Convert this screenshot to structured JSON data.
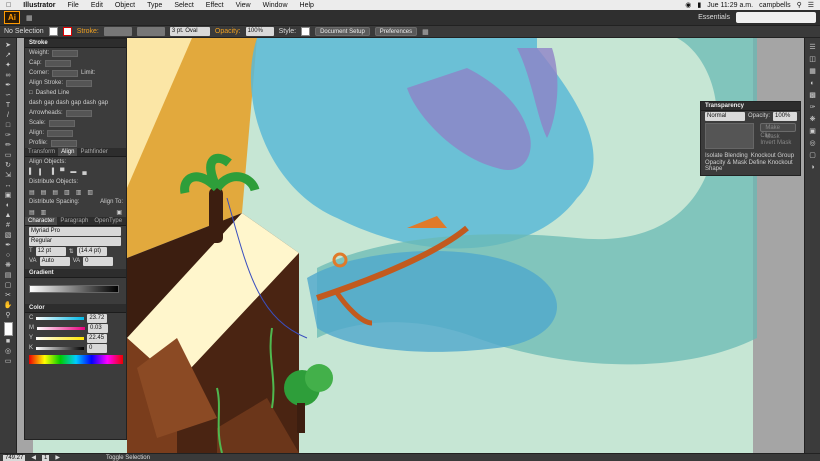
{
  "menubar": {
    "apple": "",
    "app_name": "Illustrator",
    "items": [
      "File",
      "Edit",
      "Object",
      "Type",
      "Select",
      "Effect",
      "View",
      "Window",
      "Help"
    ],
    "clock": "Jue 11:29 a.m.",
    "user": "campbells"
  },
  "appbar": {
    "logo": "Ai",
    "workspace": "Essentials",
    "search_placeholder": ""
  },
  "control": {
    "selection": "No Selection",
    "stroke_label": "Stroke:",
    "brush": "3 pt. Oval",
    "opacity_label": "Opacity:",
    "opacity_value": "100%",
    "style_label": "Style:",
    "document_setup": "Document Setup",
    "preferences": "Preferences"
  },
  "stroke_panel": {
    "title": "Stroke",
    "weight": "Weight:",
    "cap": "Cap:",
    "corner": "Corner:",
    "limit": "Limit:",
    "align": "Align Stroke:",
    "dashed": "Dashed Line",
    "dash_labels": [
      "dash",
      "gap",
      "dash",
      "gap",
      "dash",
      "gap"
    ],
    "arrowheads": "Arrowheads:",
    "scale": "Scale:",
    "align2": "Align:",
    "profile": "Profile:"
  },
  "align_panel": {
    "tabs": [
      "Transform",
      "Align",
      "Pathfinder"
    ],
    "align_objects": "Align Objects:",
    "distribute_objects": "Distribute Objects:",
    "distribute_spacing": "Distribute Spacing:",
    "align_to": "Align To:"
  },
  "character_panel": {
    "tabs": [
      "Character",
      "Paragraph",
      "OpenType"
    ],
    "font": "Myriad Pro",
    "style": "Regular",
    "size": "12 pt",
    "leading": "(14.4 pt)",
    "kerning": "Auto",
    "tracking": "0"
  },
  "gradient_panel": {
    "title": "Gradient"
  },
  "color_panel": {
    "title": "Color",
    "channels": [
      {
        "name": "C",
        "value": "23.72"
      },
      {
        "name": "M",
        "value": "0.03"
      },
      {
        "name": "Y",
        "value": "22.45"
      },
      {
        "name": "K",
        "value": "0"
      }
    ]
  },
  "transparency_panel": {
    "title": "Transparency",
    "mode": "Normal",
    "opacity_label": "Opacity:",
    "opacity_value": "100%",
    "make_mask": "Make Mask",
    "clip": "Clip",
    "invert": "Invert Mask",
    "isolate": "Isolate Blending",
    "knockout": "Knockout Group",
    "opacity_mask": "Opacity & Mask Define Knockout Shape"
  },
  "status": {
    "zoom": "749.27",
    "page": "1",
    "mode": "Toggle Selection"
  }
}
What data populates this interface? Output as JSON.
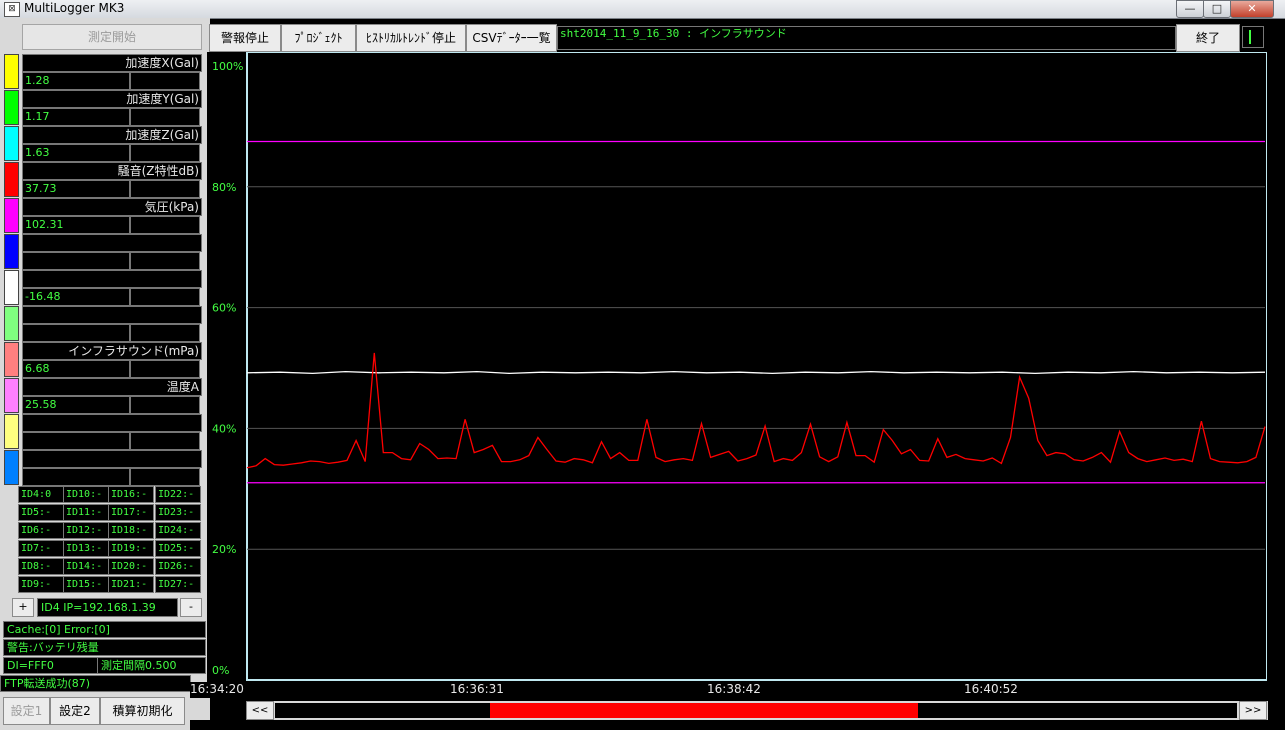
{
  "window": {
    "title": "MultiLogger MK3",
    "minimize": "—",
    "maximize": "□",
    "close": "✕"
  },
  "left_panel": {
    "measure_start": "測定開始",
    "channels": [
      {
        "label": "加速度X(Gal)",
        "value": "1.28",
        "color": "#ffff00"
      },
      {
        "label": "加速度Y(Gal)",
        "value": "1.17",
        "color": "#00ff00"
      },
      {
        "label": "加速度Z(Gal)",
        "value": "1.63",
        "color": "#00ffff"
      },
      {
        "label": "騒音(Z特性dB)",
        "value": "37.73",
        "color": "#ff0000"
      },
      {
        "label": "気圧(kPa)",
        "value": "102.31",
        "color": "#ff00ff"
      },
      {
        "label": "",
        "value": "",
        "color": "#0000ff"
      },
      {
        "label": "",
        "value": "-16.48",
        "color": "#ffffff"
      },
      {
        "label": "",
        "value": "",
        "color": "#80ff80"
      },
      {
        "label": "インフラサウンド(mPa)",
        "value": "6.68",
        "color": "#ff8080"
      },
      {
        "label": "温度A",
        "value": "25.58",
        "color": "#ff80ff"
      },
      {
        "label": "",
        "value": "",
        "color": "#ffff80"
      },
      {
        "label": "",
        "value": "",
        "color": "#0080ff"
      }
    ],
    "ids": [
      [
        "ID4:0",
        "ID10:-",
        "ID16:-",
        "ID22:-"
      ],
      [
        "ID5:-",
        "ID11:-",
        "ID17:-",
        "ID23:-"
      ],
      [
        "ID6:-",
        "ID12:-",
        "ID18:-",
        "ID24:-"
      ],
      [
        "ID7:-",
        "ID13:-",
        "ID19:-",
        "ID25:-"
      ],
      [
        "ID8:-",
        "ID14:-",
        "ID20:-",
        "ID26:-"
      ],
      [
        "ID9:-",
        "ID15:-",
        "ID21:-",
        "ID27:-"
      ]
    ],
    "plus": "+",
    "minus": "-",
    "ip": "ID4 IP=192.168.1.39",
    "cache": "Cache:[0] Error:[0]",
    "warning": "警告:バッテリ残量",
    "di": "DI=FFF0",
    "interval": "測定間隔0.500",
    "ftp": "FTP転送成功(87)",
    "settings1": "設定1",
    "settings2": "設定2",
    "reset": "積算初期化"
  },
  "toolbar": {
    "alarm_stop": "警報停止",
    "project": "ﾌﾟﾛｼﾞｪｸﾄ",
    "history_stop": "ﾋｽﾄﾘｶﾙﾄﾚﾝﾄﾞ停止",
    "csv_list": "CSVﾃﾞｰﾀｰ一覧",
    "file_name": "sht2014_11_9_16_30 : インフラサウンド",
    "exit": "終了"
  },
  "chart_data": {
    "type": "line",
    "y_ticks": [
      "100%",
      "80%",
      "60%",
      "40%",
      "20%",
      "0%"
    ],
    "ylim": [
      0,
      100
    ],
    "x_ticks": [
      "16:34:20",
      "16:36:31",
      "16:38:42",
      "16:40:52"
    ],
    "grid": true,
    "reference_lines": [
      {
        "value": 87.5,
        "color": "#ff00ff"
      },
      {
        "value": 31,
        "color": "#ff00ff"
      }
    ],
    "series": [
      {
        "color": "#ffffff",
        "values": [
          49.2,
          49.3,
          49.1,
          49.4,
          49.2,
          49.3,
          49.2,
          49.4,
          49.1,
          49.3,
          49.2,
          49.3,
          49.2,
          49.4,
          49.2,
          49.3,
          49.1,
          49.3,
          49.2,
          49.4,
          49.2,
          49.3,
          49.2,
          49.3,
          49.1,
          49.3,
          49.2,
          49.4,
          49.2,
          49.3,
          49.2,
          49.3
        ]
      },
      {
        "color": "#ff0000",
        "values": [
          33.5,
          33.8,
          35,
          34,
          33.9,
          34.1,
          34.3,
          34.6,
          34.5,
          34.2,
          34.4,
          34.7,
          38,
          34.5,
          52.5,
          36,
          36,
          35,
          34.8,
          37.5,
          36.5,
          35,
          35.1,
          35,
          41.5,
          36,
          36.5,
          37.2,
          34.5,
          34.5,
          34.8,
          35.5,
          38.5,
          36.5,
          34.6,
          34.4,
          35,
          34.8,
          34.3,
          37.8,
          35,
          36,
          34.7,
          34.7,
          41.5,
          35.2,
          34.5,
          34.8,
          35,
          34.7,
          40.8,
          35.2,
          35.7,
          36.2,
          34.6,
          35,
          35.6,
          40.4,
          34.5,
          35,
          34.7,
          36,
          40.7,
          35.3,
          34.5,
          35.3,
          41,
          35.5,
          35.5,
          34.4,
          39.8,
          38,
          35.8,
          36.5,
          34.7,
          34.6,
          38.3,
          35.2,
          35.7,
          35,
          34.8,
          34.6,
          35.1,
          34.2,
          38.5,
          48.5,
          45,
          38,
          35.5,
          36,
          35.8,
          34.8,
          34.6,
          35.2,
          36,
          34.4,
          39.5,
          36,
          35,
          34.5,
          34.8,
          35.1,
          34.7,
          34.9,
          34.5,
          41.2,
          35,
          34.5,
          34.4,
          34.3,
          34.5,
          35.2,
          40.3
        ]
      }
    ]
  }
}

• [Task objective]: Output the records above exactly as they are, leaving out the pictures.

• [Finished task]:
Convert this screenshot to structured JSON data.
{
  "menubar": {
    "apple": "",
    "app_name": "Illustrator",
    "items": [
      "File",
      "Edit",
      "Object",
      "Type",
      "Select",
      "Effect",
      "View",
      "Window",
      "Help"
    ],
    "clock": "Jue 11:29 a.m.",
    "user": "campbells"
  },
  "appbar": {
    "logo": "Ai",
    "workspace": "Essentials",
    "search_placeholder": ""
  },
  "control": {
    "selection": "No Selection",
    "stroke_label": "Stroke:",
    "brush": "3 pt. Oval",
    "opacity_label": "Opacity:",
    "opacity_value": "100%",
    "style_label": "Style:",
    "document_setup": "Document Setup",
    "preferences": "Preferences"
  },
  "stroke_panel": {
    "title": "Stroke",
    "weight": "Weight:",
    "cap": "Cap:",
    "corner": "Corner:",
    "limit": "Limit:",
    "align": "Align Stroke:",
    "dashed": "Dashed Line",
    "dash_labels": [
      "dash",
      "gap",
      "dash",
      "gap",
      "dash",
      "gap"
    ],
    "arrowheads": "Arrowheads:",
    "scale": "Scale:",
    "align2": "Align:",
    "profile": "Profile:"
  },
  "align_panel": {
    "tabs": [
      "Transform",
      "Align",
      "Pathfinder"
    ],
    "align_objects": "Align Objects:",
    "distribute_objects": "Distribute Objects:",
    "distribute_spacing": "Distribute Spacing:",
    "align_to": "Align To:"
  },
  "character_panel": {
    "tabs": [
      "Character",
      "Paragraph",
      "OpenType"
    ],
    "font": "Myriad Pro",
    "style": "Regular",
    "size": "12 pt",
    "leading": "(14.4 pt)",
    "kerning": "Auto",
    "tracking": "0"
  },
  "gradient_panel": {
    "title": "Gradient"
  },
  "color_panel": {
    "title": "Color",
    "channels": [
      {
        "name": "C",
        "value": "23.72"
      },
      {
        "name": "M",
        "value": "0.03"
      },
      {
        "name": "Y",
        "value": "22.45"
      },
      {
        "name": "K",
        "value": "0"
      }
    ]
  },
  "transparency_panel": {
    "title": "Transparency",
    "mode": "Normal",
    "opacity_label": "Opacity:",
    "opacity_value": "100%",
    "make_mask": "Make Mask",
    "clip": "Clip",
    "invert": "Invert Mask",
    "isolate": "Isolate Blending",
    "knockout": "Knockout Group",
    "opacity_mask": "Opacity & Mask Define Knockout Shape"
  },
  "status": {
    "zoom": "749.27",
    "page": "1",
    "mode": "Toggle Selection"
  }
}
What data populates this interface? Output as JSON.
{
  "window": {
    "title": "MultiLogger MK3",
    "minimize": "—",
    "maximize": "□",
    "close": "✕"
  },
  "left_panel": {
    "measure_start": "測定開始",
    "channels": [
      {
        "label": "加速度X(Gal)",
        "value": "1.28",
        "color": "#ffff00"
      },
      {
        "label": "加速度Y(Gal)",
        "value": "1.17",
        "color": "#00ff00"
      },
      {
        "label": "加速度Z(Gal)",
        "value": "1.63",
        "color": "#00ffff"
      },
      {
        "label": "騒音(Z特性dB)",
        "value": "37.73",
        "color": "#ff0000"
      },
      {
        "label": "気圧(kPa)",
        "value": "102.31",
        "color": "#ff00ff"
      },
      {
        "label": "",
        "value": "",
        "color": "#0000ff"
      },
      {
        "label": "",
        "value": "-16.48",
        "color": "#ffffff"
      },
      {
        "label": "",
        "value": "",
        "color": "#80ff80"
      },
      {
        "label": "インフラサウンド(mPa)",
        "value": "6.68",
        "color": "#ff8080"
      },
      {
        "label": "温度A",
        "value": "25.58",
        "color": "#ff80ff"
      },
      {
        "label": "",
        "value": "",
        "color": "#ffff80"
      },
      {
        "label": "",
        "value": "",
        "color": "#0080ff"
      }
    ],
    "ids": [
      [
        "ID4:0",
        "ID10:-",
        "ID16:-",
        "ID22:-"
      ],
      [
        "ID5:-",
        "ID11:-",
        "ID17:-",
        "ID23:-"
      ],
      [
        "ID6:-",
        "ID12:-",
        "ID18:-",
        "ID24:-"
      ],
      [
        "ID7:-",
        "ID13:-",
        "ID19:-",
        "ID25:-"
      ],
      [
        "ID8:-",
        "ID14:-",
        "ID20:-",
        "ID26:-"
      ],
      [
        "ID9:-",
        "ID15:-",
        "ID21:-",
        "ID27:-"
      ]
    ],
    "plus": "+",
    "minus": "-",
    "ip": "ID4 IP=192.168.1.39",
    "cache": "Cache:[0] Error:[0]",
    "warning": "警告:バッテリ残量",
    "di": "DI=FFF0",
    "interval": "測定間隔0.500",
    "ftp": "FTP転送成功(87)",
    "settings1": "設定1",
    "settings2": "設定2",
    "reset": "積算初期化"
  },
  "toolbar": {
    "alarm_stop": "警報停止",
    "project": "ﾌﾟﾛｼﾞｪｸﾄ",
    "history_stop": "ﾋｽﾄﾘｶﾙﾄﾚﾝﾄﾞ停止",
    "csv_list": "CSVﾃﾞｰﾀｰ一覧",
    "file_name": "sht2014_11_9_16_30 : インフラサウンド",
    "exit": "終了"
  },
  "chart_data": {
    "type": "line",
    "y_ticks": [
      "100%",
      "80%",
      "60%",
      "40%",
      "20%",
      "0%"
    ],
    "ylim": [
      0,
      100
    ],
    "x_ticks": [
      "16:34:20",
      "16:36:31",
      "16:38:42",
      "16:40:52"
    ],
    "grid": true,
    "reference_lines": [
      {
        "value": 87.5,
        "color": "#ff00ff"
      },
      {
        "value": 31,
        "color": "#ff00ff"
      }
    ],
    "series": [
      {
        "color": "#ffffff",
        "values": [
          49.2,
          49.3,
          49.1,
          49.4,
          49.2,
          49.3,
          49.2,
          49.4,
          49.1,
          49.3,
          49.2,
          49.3,
          49.2,
          49.4,
          49.2,
          49.3,
          49.1,
          49.3,
          49.2,
          49.4,
          49.2,
          49.3,
          49.2,
          49.3,
          49.1,
          49.3,
          49.2,
          49.4,
          49.2,
          49.3,
          49.2,
          49.3
        ]
      },
      {
        "color": "#ff0000",
        "values": [
          33.5,
          33.8,
          35,
          34,
          33.9,
          34.1,
          34.3,
          34.6,
          34.5,
          34.2,
          34.4,
          34.7,
          38,
          34.5,
          52.5,
          36,
          36,
          35,
          34.8,
          37.5,
          36.5,
          35,
          35.1,
          35,
          41.5,
          36,
          36.5,
          37.2,
          34.5,
          34.5,
          34.8,
          35.5,
          38.5,
          36.5,
          34.6,
          34.4,
          35,
          34.8,
          34.3,
          37.8,
          35,
          36,
          34.7,
          34.7,
          41.5,
          35.2,
          34.5,
          34.8,
          35,
          34.7,
          40.8,
          35.2,
          35.7,
          36.2,
          34.6,
          35,
          35.6,
          40.4,
          34.5,
          35,
          34.7,
          36,
          40.7,
          35.3,
          34.5,
          35.3,
          41,
          35.5,
          35.5,
          34.4,
          39.8,
          38,
          35.8,
          36.5,
          34.7,
          34.6,
          38.3,
          35.2,
          35.7,
          35,
          34.8,
          34.6,
          35.1,
          34.2,
          38.5,
          48.5,
          45,
          38,
          35.5,
          36,
          35.8,
          34.8,
          34.6,
          35.2,
          36,
          34.4,
          39.5,
          36,
          35,
          34.5,
          34.8,
          35.1,
          34.7,
          34.9,
          34.5,
          41.2,
          35,
          34.5,
          34.4,
          34.3,
          34.5,
          35.2,
          40.3
        ]
      }
    ]
  }
}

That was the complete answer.